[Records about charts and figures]
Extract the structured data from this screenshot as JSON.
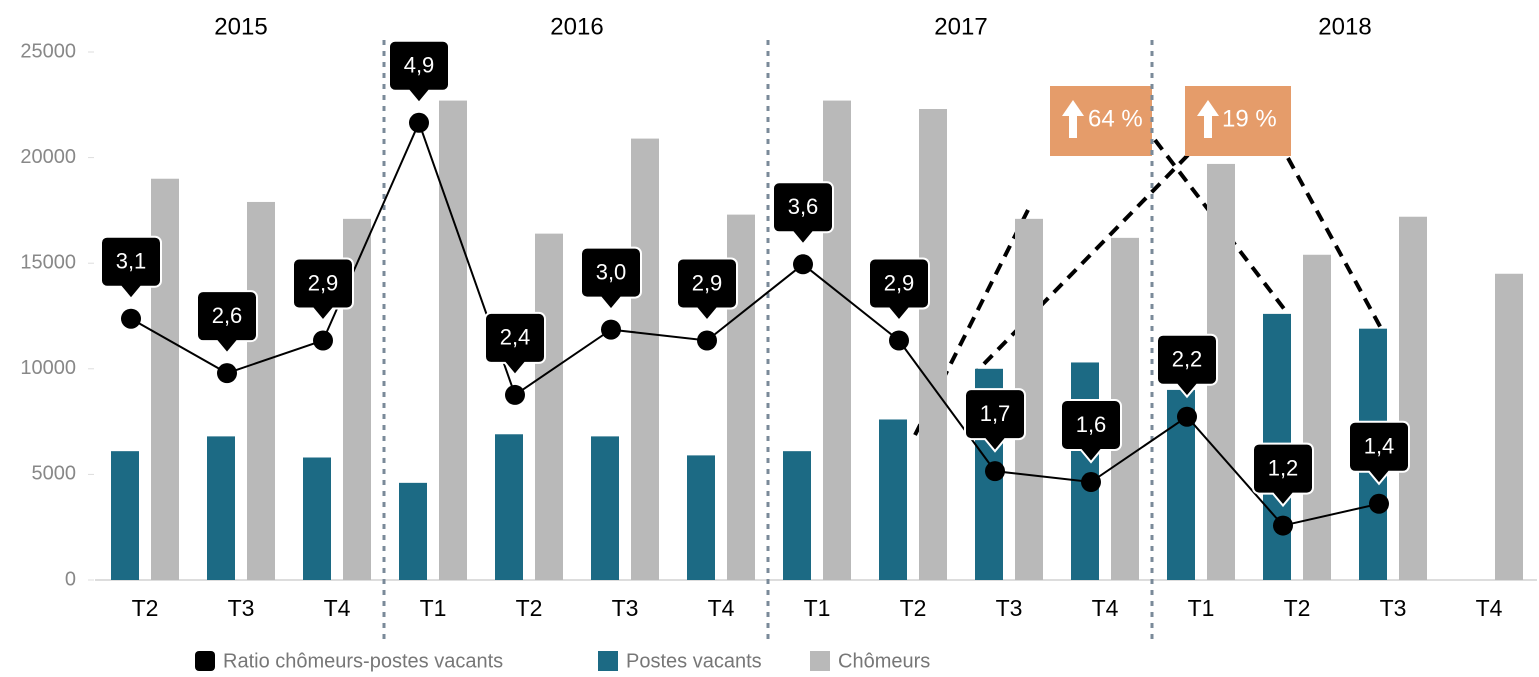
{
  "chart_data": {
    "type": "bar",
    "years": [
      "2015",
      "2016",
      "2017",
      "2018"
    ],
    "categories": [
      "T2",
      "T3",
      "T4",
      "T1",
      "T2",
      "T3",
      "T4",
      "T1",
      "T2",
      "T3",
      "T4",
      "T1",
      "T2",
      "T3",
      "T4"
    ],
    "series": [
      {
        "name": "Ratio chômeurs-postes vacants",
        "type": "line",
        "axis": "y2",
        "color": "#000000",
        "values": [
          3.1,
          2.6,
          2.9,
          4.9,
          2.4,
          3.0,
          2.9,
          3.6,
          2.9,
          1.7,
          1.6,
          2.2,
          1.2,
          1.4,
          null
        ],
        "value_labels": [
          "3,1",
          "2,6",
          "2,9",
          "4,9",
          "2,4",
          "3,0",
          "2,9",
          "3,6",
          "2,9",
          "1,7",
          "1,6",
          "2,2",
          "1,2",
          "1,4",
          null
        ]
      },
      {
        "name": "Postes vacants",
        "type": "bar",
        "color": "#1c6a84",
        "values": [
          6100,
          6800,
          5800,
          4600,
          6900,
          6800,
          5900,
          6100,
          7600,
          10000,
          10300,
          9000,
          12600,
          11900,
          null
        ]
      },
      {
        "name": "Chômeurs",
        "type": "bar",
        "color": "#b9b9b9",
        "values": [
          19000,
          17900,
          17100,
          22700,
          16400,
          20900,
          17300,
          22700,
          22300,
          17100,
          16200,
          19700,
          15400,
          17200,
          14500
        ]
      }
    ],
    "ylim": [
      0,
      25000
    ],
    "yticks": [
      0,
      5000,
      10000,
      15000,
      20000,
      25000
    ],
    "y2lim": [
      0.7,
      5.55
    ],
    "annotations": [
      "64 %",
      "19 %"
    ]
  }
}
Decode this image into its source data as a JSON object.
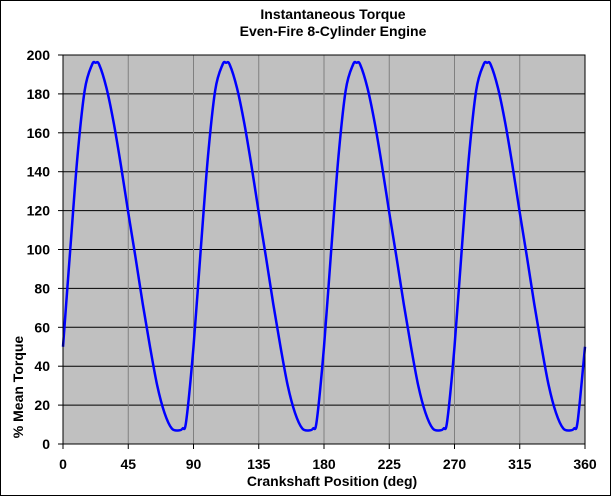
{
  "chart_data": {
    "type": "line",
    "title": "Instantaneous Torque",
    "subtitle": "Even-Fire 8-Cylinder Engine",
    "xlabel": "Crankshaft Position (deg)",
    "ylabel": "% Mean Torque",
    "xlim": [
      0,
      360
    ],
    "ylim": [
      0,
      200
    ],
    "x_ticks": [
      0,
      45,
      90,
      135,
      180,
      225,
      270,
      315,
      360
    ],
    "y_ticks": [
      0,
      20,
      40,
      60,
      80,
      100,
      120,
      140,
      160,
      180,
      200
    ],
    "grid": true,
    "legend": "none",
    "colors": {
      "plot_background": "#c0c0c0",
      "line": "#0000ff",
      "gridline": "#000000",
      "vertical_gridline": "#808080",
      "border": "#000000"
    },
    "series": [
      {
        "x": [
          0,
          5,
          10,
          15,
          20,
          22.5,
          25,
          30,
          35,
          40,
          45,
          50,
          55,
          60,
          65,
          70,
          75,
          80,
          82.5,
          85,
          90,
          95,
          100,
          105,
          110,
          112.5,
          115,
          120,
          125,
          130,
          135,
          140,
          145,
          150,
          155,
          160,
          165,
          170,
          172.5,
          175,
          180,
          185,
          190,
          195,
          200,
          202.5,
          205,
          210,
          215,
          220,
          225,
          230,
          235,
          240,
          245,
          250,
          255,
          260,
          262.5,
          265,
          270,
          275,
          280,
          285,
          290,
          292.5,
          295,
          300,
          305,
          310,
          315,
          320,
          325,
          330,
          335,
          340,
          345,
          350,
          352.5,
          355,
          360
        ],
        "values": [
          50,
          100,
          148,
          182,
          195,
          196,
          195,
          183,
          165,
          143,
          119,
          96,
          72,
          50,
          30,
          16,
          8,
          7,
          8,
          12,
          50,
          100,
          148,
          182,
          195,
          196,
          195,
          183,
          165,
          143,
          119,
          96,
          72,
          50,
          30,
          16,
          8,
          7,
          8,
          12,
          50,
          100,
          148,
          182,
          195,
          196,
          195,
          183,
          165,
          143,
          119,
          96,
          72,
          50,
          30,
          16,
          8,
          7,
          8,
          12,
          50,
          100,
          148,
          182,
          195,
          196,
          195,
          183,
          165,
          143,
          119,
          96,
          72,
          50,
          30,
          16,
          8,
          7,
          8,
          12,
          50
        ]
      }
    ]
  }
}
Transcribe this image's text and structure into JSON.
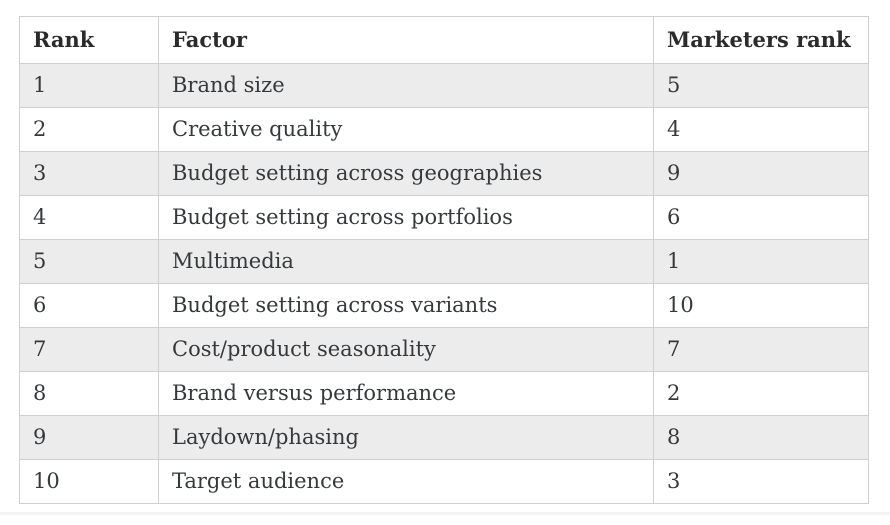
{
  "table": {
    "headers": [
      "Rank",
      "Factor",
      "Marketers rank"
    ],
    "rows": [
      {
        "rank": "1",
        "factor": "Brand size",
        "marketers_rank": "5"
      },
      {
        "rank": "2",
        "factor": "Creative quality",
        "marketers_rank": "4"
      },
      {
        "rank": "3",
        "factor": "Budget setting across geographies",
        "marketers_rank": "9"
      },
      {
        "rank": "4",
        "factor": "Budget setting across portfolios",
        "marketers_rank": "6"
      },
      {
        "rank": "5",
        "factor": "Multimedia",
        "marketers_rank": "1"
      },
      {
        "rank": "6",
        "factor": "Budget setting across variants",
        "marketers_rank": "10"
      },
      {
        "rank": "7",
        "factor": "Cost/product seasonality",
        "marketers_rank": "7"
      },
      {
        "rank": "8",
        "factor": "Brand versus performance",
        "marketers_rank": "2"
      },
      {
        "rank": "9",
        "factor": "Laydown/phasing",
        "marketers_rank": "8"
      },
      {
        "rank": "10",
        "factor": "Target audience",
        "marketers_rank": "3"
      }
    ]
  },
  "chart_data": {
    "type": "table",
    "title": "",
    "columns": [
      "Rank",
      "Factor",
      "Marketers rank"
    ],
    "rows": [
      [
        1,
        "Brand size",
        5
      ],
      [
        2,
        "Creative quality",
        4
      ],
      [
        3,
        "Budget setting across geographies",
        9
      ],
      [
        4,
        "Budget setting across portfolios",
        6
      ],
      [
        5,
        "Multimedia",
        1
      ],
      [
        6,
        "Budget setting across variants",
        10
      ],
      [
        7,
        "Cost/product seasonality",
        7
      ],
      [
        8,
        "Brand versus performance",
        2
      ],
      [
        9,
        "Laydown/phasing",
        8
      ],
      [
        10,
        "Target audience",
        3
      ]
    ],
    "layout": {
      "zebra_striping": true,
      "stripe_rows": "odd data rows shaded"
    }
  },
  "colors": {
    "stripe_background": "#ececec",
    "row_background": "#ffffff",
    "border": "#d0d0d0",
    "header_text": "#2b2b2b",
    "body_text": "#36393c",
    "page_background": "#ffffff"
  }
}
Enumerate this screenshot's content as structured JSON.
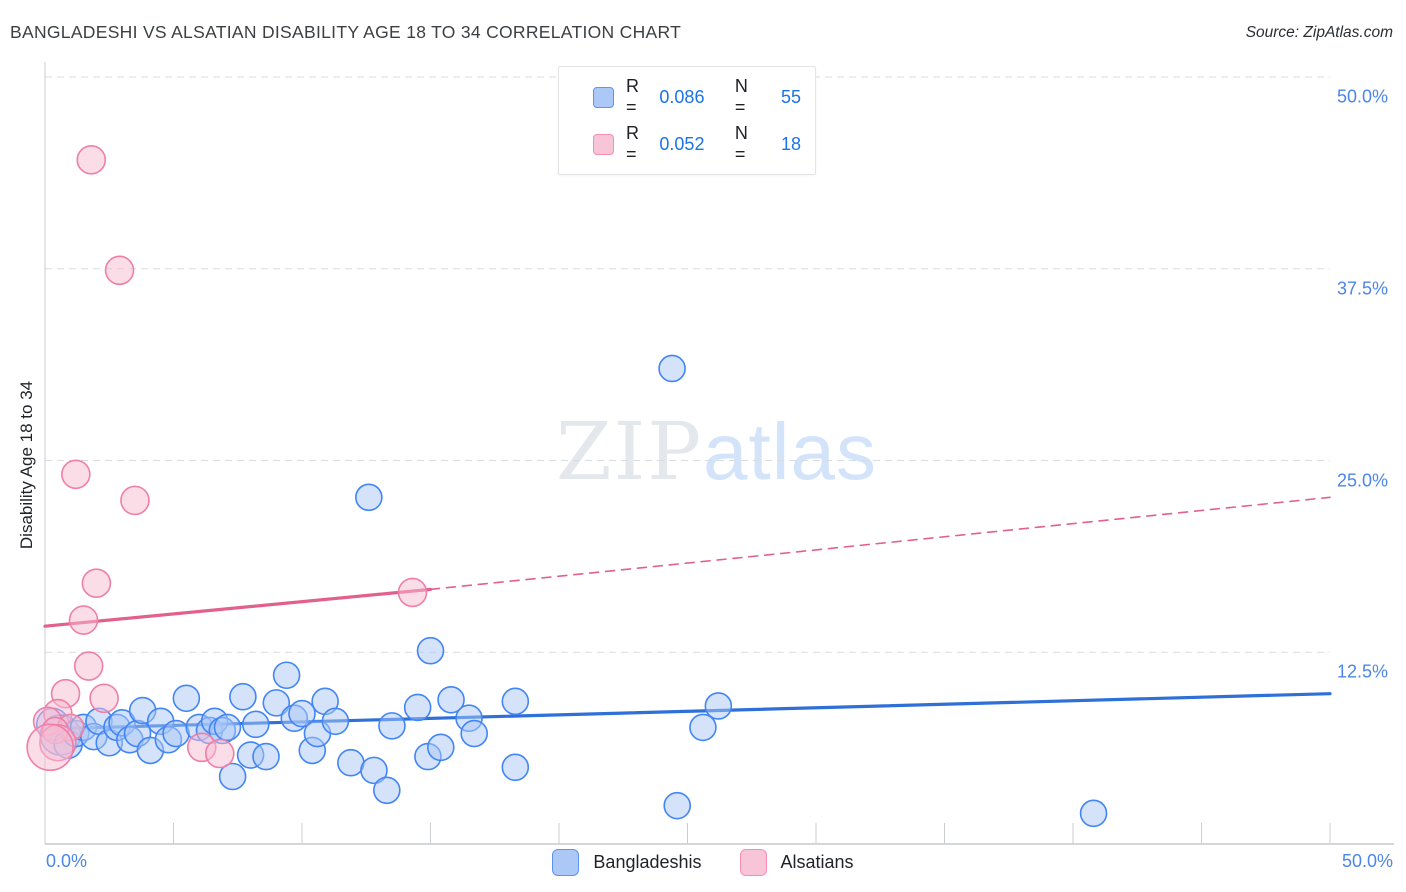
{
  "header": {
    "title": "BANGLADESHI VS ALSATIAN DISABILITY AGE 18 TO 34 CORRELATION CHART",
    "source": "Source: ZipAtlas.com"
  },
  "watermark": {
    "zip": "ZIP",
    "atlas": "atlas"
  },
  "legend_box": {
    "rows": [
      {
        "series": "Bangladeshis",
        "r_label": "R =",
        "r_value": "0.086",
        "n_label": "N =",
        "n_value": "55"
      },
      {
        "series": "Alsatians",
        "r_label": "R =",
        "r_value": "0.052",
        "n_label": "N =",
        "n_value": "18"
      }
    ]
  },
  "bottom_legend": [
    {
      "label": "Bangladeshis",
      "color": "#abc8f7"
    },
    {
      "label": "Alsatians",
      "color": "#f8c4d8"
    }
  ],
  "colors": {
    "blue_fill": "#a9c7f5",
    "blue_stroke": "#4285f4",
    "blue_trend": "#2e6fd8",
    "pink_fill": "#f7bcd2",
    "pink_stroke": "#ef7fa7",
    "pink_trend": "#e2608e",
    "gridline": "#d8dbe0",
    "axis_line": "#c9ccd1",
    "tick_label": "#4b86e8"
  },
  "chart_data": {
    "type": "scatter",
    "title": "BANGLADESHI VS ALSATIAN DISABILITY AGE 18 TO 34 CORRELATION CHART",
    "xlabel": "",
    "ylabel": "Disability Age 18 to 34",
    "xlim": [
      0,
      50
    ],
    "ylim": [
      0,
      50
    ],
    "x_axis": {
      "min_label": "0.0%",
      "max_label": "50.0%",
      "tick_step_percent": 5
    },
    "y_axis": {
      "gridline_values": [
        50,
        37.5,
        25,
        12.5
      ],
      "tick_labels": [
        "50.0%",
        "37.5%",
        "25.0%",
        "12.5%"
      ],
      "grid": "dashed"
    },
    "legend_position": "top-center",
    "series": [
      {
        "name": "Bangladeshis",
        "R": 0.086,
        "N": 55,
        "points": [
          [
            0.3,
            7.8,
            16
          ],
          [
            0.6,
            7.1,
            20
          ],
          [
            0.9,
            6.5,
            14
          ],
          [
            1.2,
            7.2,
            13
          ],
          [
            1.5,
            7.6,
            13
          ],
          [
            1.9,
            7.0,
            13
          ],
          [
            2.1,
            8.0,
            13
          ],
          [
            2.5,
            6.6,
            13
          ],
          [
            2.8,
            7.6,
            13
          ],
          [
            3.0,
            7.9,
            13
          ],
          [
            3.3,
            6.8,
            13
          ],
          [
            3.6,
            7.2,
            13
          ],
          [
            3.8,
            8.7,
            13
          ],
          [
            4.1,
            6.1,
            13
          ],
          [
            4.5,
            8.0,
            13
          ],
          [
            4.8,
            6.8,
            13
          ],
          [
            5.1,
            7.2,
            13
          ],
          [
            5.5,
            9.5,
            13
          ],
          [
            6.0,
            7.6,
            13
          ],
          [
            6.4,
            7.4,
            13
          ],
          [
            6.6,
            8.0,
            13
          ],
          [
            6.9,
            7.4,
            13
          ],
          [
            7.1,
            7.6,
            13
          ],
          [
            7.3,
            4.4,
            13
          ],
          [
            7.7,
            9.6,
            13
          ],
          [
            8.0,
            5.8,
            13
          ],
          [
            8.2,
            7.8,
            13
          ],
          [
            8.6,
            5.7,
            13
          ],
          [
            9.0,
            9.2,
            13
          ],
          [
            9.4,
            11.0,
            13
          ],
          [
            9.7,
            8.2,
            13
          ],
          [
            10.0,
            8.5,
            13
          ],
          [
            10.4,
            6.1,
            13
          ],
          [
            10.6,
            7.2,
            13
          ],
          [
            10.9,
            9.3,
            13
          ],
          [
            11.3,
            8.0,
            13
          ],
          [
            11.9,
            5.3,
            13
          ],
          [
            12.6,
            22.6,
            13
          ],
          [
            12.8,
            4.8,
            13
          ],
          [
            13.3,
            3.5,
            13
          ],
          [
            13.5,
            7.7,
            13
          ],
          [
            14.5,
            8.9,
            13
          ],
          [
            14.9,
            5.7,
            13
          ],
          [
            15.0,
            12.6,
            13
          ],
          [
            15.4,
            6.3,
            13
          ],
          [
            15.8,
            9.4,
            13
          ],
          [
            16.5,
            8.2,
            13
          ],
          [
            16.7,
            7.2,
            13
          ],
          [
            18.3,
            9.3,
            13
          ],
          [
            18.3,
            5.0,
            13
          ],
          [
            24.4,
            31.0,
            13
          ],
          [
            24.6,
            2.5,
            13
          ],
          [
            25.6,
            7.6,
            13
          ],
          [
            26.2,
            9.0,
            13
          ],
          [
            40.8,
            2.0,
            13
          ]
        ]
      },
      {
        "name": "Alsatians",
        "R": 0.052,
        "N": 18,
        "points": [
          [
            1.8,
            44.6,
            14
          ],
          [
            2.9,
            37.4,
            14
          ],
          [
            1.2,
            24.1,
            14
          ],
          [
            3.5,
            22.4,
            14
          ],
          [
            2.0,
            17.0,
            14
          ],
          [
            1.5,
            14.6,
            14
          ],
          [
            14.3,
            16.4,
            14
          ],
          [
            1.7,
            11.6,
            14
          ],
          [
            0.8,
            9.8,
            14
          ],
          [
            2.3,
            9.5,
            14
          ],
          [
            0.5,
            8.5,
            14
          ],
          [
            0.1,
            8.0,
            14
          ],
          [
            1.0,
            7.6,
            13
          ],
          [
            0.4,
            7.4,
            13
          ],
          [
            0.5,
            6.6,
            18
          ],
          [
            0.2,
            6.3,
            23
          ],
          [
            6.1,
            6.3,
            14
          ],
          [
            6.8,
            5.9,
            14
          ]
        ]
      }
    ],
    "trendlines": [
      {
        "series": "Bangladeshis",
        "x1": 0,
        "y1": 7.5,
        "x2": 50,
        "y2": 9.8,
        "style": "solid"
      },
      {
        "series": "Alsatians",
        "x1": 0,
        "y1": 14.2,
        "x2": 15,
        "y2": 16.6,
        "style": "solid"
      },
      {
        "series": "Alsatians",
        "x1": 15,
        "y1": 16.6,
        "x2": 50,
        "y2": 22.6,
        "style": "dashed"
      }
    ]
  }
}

Written request: Collect, from the material above, every line containing the word "type".

Response to the exercise:
    "type": "bar",
        "type": "line",
        "type": "bar",
        "type": "bar",
    "type": "line",
    "type": "table",
    "type": "scatter",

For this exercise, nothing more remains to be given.